18. Decision Tree
Decision Tree
Overview
The Decision Tree algorithm is a supervised learning method capable of handling both classification and regression tasks. It works by learning decision rules inferred from the training data to predict the target variable’s value or class. Starting from the root, the algorithm sorts records down the tree based on attribute comparisons until reaching a terminal node that represents the prediction.
Types of Decision Trees
Decision trees are classified by the type of target variable:
-
Categorical Variable Decision Tree: Used when the target variable is categorical.
-
Continuous Variable Decision Tree: Used for continuous target variables.
Important Terminology
-
Root Node: Represents the complete dataset, divided into sub-nodes.
-
Splitting: Dividing a node into sub-nodes.
-
Decision Node: A node that splits into further sub-nodes.
-
Leaf/Terminal Node: A node with no further splits.
-
Pruning: The process of removing sub-nodes to avoid overfitting.
-
Branch/Sub-Tree: A sub-section of the entire tree.
-
Parent and Child Nodes: The parent node divides into child nodes.
Working Mechanism of Decision Trees
Decision Trees work by making strategic splits based on attributes that maximize homogeneity in the sub-nodes. Multiple algorithms guide this splitting process, including:
-
ID3 (Iterative Dichotomiser 3): Selects attributes with the highest information gain.
-
C4.5: Successor of ID3, uses gain ratio to overcome information gain bias.
-
CART (Classification and Regression Tree): Uses the Gini index for classification and regression tasks.
-
CHAID (Chi-square Automatic Interaction Detection): Uses Chi-square tests for classification trees.
-
MARS (Multivariate Adaptive Regression Splines): Useful for regression tasks.
Attribute Selection Measures
Selecting the root and internal nodes is based on attribute selection measures like:
-
Entropy and Information Gain: Used to calculate the reduction in entropy before and after a split.
-
Gini Index: Measures impurity for binary splits.
-
Gain Ratio: Adjusts information gain for attributes with many distinct values.
-
Reduction in Variance: Useful for continuous target variables.
-
Chi-Square: Evaluates statistical significance in splits.
Overfitting and Pruning
Decision trees are prone to overfitting when they are too complex. Overfitting can be countered by:
-
Pruning: Trimming branches that add little predictive power.
-
Random Forest: An ensemble method that builds multiple trees using random subsets of the data and features, reducing overfitting by averaging the predictions.
• • • • •
• **REQUIRED TASKS**
- a) In the decision tree overview, what does the C4.5 algorithm use to overcome information gain bias?
- b) Summarize the decision tree overview in two sentences.
- c) Carry on the decision tree overview from where it stops.
• • • • •
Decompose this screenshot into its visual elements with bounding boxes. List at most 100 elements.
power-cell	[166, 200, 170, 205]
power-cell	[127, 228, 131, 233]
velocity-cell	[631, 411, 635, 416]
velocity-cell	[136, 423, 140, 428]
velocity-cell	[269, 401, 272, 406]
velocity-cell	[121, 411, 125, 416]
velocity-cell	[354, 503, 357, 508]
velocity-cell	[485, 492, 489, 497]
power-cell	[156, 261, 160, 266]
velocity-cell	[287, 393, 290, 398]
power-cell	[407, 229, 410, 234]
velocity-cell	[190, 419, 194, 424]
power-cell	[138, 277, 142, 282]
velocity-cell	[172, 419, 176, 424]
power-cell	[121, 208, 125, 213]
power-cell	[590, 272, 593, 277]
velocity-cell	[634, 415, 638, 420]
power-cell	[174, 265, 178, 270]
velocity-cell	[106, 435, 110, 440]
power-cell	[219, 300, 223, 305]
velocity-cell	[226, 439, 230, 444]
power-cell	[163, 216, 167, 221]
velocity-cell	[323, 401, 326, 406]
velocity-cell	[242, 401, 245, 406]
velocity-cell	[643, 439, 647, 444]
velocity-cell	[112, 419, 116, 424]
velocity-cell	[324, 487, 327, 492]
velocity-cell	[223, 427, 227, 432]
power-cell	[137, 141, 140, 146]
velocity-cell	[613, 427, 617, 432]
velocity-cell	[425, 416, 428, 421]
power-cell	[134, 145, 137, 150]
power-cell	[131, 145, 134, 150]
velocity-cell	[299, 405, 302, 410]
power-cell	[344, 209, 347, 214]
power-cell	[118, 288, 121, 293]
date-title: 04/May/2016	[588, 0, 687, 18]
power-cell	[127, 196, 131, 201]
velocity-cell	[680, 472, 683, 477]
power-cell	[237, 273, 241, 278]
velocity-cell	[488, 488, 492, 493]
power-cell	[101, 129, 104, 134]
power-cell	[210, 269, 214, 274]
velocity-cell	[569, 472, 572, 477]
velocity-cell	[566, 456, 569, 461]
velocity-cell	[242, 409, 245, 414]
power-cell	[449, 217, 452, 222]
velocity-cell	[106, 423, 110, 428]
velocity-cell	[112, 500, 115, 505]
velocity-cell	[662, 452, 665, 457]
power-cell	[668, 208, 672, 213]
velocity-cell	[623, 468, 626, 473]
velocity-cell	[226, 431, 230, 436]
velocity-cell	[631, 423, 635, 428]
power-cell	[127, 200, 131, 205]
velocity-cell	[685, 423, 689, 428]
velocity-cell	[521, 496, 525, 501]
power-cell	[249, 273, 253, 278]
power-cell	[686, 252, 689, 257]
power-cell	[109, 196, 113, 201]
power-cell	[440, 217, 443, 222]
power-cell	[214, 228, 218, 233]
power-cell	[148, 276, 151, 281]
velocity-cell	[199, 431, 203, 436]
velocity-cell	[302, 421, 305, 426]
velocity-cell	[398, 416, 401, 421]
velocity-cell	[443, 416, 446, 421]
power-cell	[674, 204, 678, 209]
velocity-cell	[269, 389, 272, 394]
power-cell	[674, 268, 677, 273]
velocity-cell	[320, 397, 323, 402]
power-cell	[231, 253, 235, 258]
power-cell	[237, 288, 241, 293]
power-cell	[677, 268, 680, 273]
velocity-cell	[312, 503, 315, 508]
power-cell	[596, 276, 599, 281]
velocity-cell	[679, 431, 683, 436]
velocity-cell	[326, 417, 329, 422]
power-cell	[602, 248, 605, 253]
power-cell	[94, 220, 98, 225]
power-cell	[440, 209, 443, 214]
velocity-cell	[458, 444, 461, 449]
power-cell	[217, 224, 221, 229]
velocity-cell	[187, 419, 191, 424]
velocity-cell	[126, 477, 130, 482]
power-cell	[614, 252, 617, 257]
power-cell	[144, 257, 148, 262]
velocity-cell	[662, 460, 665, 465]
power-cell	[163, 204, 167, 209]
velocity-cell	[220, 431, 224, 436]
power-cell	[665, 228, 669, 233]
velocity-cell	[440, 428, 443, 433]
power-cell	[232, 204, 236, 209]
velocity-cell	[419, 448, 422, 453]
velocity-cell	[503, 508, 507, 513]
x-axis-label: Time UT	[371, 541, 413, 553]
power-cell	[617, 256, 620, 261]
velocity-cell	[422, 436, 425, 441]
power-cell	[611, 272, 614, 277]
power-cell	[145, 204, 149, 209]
• • • • •
• **RESPONSES IN ORDER**
- a) It uses gain ratio.

- b) The Decision Tree algorithm is a supervised learning method for classification and regression. It learns decision rules from training data and splits nodes using attribute selection measures such as entropy, information gain and the Gini index, and pruning or a Random Forest can counter its tendency to overfit.

- c)
Information Gain
Information Gain (IG) is a metric used to measure the reduction in entropy after splitting a dataset on an attribute. It calculates how well a given attribute separates the training examples according to their target classification. Mathematically, it is defined as:
\[\text{IG}(T, X) = \text{Entropy}(T) - \sum_{j=1}^{K} \frac{|T_j|}{|T|} \text{Entropy}(T_j)\]where $T$ is the dataset before the split, $T_j$ represents each subset generated by the split, $K$ is the number of subsets, and $\text{Entropy}(T)$ is the entropy of the dataset $T$. Information Gain is maximized when the attribute splits the data into the purest possible sub-groups, reducing overall entropy.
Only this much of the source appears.